Locate the string "title" in the listing below. Copy every line where it is found.

The records:

►

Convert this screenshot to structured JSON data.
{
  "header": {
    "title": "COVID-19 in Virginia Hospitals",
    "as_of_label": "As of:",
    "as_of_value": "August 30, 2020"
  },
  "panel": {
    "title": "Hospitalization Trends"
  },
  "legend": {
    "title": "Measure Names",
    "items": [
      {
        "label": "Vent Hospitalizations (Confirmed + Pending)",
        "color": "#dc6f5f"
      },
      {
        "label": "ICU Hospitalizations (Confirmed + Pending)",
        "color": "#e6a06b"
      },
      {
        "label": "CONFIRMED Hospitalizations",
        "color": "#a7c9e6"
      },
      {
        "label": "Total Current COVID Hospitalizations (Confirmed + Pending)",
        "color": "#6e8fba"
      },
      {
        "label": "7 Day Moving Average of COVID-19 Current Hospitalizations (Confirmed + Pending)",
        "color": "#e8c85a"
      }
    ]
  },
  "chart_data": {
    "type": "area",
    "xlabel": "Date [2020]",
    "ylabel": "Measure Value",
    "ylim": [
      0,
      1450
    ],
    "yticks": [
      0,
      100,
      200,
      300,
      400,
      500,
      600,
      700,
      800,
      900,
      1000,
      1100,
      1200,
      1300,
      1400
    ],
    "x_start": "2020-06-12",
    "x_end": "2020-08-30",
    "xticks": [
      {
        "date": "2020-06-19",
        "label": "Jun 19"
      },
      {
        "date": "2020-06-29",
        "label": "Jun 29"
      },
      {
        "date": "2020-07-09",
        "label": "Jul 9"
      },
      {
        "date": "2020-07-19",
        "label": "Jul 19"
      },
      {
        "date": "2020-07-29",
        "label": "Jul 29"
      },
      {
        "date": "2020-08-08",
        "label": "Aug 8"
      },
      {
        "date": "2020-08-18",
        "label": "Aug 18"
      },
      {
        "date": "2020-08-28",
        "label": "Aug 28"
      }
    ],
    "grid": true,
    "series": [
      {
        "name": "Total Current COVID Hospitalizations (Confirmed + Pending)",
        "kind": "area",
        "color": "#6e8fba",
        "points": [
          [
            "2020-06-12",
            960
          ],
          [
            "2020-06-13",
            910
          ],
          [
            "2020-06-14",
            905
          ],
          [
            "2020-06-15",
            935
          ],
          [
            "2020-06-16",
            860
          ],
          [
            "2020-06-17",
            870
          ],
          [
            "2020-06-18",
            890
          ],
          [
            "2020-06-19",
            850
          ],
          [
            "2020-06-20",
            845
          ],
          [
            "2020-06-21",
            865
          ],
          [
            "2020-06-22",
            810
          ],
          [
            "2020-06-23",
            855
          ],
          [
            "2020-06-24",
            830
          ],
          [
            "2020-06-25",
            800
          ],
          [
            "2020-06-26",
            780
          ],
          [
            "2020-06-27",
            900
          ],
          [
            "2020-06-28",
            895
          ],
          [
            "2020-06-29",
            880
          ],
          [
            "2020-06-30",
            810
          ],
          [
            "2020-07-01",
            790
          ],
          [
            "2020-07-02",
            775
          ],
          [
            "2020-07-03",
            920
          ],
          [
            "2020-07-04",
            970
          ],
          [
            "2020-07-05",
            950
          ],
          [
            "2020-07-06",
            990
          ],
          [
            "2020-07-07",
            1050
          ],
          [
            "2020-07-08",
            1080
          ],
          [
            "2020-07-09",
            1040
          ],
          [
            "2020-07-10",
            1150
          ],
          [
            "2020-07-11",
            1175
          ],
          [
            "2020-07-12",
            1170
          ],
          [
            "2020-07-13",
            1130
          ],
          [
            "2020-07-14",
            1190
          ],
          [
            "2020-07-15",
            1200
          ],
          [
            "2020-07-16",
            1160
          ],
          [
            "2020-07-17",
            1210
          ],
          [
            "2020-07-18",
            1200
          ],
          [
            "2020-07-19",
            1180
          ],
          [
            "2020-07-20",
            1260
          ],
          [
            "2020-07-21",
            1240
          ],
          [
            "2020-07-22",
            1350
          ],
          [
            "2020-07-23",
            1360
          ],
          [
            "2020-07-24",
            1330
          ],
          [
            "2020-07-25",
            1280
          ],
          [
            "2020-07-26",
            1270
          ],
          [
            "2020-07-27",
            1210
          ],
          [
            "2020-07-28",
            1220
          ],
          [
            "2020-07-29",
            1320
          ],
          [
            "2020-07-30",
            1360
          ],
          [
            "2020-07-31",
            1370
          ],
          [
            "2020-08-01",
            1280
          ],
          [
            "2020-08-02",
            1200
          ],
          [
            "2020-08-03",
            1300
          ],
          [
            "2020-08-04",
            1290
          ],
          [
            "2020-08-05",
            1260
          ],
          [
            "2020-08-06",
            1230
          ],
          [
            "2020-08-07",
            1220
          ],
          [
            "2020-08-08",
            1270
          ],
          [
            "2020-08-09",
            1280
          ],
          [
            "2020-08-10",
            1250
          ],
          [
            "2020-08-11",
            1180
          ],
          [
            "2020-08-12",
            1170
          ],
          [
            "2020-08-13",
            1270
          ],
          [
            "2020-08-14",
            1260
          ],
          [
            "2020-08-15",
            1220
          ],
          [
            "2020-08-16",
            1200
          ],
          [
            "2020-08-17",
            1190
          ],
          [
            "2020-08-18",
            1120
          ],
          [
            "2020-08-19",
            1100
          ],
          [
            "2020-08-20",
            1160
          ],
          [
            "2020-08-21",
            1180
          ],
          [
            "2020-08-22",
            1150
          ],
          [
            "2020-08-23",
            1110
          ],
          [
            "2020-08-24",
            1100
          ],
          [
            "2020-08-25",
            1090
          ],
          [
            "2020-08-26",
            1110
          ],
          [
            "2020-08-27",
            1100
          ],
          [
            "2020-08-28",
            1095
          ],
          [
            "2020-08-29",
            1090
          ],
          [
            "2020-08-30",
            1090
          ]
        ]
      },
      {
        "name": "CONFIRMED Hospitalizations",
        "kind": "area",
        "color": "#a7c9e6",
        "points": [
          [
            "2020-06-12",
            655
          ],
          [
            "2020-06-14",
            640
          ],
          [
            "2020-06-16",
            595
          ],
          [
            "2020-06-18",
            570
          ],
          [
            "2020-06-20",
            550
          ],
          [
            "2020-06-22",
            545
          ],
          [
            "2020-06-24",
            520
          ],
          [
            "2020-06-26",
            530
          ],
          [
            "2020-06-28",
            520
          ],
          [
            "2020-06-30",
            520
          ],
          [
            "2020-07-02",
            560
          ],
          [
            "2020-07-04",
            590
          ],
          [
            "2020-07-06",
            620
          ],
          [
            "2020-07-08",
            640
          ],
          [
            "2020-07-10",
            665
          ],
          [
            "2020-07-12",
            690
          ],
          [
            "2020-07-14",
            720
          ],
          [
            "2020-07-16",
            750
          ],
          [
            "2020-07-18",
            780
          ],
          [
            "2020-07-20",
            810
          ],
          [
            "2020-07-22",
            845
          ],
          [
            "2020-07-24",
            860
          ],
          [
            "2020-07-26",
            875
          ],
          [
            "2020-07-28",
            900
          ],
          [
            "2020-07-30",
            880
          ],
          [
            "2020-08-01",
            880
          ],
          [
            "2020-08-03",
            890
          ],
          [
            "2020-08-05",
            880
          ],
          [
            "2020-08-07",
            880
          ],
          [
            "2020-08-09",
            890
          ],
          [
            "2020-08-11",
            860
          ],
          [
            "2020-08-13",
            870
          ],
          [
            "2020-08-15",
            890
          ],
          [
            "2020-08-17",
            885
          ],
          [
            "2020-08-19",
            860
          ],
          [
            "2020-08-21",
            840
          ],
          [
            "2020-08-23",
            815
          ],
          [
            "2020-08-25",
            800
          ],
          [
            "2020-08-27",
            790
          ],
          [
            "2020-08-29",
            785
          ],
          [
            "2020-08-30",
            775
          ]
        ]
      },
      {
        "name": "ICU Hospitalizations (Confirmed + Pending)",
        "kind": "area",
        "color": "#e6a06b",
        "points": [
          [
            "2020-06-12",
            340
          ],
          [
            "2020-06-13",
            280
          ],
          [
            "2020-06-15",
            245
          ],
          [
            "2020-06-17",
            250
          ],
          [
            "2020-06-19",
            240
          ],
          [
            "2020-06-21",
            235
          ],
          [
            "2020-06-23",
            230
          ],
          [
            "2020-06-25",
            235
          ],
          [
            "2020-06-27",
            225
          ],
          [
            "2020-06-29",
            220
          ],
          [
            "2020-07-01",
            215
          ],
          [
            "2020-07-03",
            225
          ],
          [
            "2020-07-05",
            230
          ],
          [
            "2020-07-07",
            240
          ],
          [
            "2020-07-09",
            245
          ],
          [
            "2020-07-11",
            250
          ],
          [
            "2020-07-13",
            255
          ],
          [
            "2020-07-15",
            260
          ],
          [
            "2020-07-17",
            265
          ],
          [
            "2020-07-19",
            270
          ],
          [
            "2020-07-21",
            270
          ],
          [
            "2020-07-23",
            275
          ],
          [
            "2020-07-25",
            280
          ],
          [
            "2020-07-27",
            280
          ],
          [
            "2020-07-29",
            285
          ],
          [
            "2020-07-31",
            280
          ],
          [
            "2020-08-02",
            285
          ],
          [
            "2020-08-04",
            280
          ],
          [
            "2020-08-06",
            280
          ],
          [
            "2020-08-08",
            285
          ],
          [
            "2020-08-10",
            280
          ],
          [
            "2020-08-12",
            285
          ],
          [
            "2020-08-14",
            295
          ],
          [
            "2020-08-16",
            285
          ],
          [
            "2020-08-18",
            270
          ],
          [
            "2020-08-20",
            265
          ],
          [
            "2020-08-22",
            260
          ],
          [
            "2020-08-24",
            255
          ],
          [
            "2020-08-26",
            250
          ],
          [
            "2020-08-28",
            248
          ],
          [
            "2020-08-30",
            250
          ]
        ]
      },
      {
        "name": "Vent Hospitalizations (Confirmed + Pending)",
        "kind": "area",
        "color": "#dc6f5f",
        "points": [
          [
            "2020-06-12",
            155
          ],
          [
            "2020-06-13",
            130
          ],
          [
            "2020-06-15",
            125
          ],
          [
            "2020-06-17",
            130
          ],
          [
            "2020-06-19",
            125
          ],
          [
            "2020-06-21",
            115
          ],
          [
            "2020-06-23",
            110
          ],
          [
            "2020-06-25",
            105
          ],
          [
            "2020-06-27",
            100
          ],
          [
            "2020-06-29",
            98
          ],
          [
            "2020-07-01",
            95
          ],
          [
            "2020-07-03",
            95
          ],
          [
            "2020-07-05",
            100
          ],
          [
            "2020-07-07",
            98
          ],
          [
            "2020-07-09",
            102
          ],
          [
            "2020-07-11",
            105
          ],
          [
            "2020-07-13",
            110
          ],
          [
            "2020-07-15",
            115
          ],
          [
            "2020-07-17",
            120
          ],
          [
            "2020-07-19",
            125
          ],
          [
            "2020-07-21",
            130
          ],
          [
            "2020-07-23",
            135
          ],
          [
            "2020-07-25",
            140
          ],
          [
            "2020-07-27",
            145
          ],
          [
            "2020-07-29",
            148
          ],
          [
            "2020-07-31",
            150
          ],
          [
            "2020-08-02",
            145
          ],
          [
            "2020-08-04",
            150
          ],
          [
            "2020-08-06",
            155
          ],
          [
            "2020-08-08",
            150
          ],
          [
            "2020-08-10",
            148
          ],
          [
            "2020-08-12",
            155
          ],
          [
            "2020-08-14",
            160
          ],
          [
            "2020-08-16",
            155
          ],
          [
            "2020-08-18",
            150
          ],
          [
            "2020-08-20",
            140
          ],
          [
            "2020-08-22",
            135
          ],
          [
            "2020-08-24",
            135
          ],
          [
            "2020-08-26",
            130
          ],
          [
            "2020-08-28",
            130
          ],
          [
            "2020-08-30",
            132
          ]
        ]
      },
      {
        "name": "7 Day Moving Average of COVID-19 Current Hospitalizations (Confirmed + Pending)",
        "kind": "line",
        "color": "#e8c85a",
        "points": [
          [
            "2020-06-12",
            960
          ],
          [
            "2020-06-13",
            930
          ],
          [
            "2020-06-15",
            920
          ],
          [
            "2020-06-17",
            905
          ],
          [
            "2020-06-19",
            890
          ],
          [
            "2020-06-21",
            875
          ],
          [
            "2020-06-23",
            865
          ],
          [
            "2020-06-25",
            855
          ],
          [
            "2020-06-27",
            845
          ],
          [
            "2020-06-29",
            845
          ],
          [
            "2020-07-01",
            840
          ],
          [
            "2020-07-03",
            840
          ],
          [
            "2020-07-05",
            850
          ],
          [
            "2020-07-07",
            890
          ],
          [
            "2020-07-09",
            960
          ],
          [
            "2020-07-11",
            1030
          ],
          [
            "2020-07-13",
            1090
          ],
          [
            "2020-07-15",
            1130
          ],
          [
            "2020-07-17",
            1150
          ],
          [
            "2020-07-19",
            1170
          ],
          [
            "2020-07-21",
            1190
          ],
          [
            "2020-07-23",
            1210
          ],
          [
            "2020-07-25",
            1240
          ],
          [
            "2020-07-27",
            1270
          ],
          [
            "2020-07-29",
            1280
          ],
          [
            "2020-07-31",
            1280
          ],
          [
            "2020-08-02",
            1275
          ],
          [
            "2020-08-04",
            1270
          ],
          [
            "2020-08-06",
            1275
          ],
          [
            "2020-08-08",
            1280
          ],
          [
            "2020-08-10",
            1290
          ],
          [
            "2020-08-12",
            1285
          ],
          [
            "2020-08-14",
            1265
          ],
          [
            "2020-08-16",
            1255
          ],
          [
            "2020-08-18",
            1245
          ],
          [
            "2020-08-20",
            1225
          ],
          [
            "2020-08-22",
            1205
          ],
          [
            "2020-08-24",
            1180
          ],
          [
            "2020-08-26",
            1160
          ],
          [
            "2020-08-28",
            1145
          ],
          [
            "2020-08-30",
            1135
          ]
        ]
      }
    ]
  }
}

◄

Result of this task:
    "title": "COVID-19 in Virginia Hospitals",
    "title": "Hospitalization Trends"
    "title": "Measure Names",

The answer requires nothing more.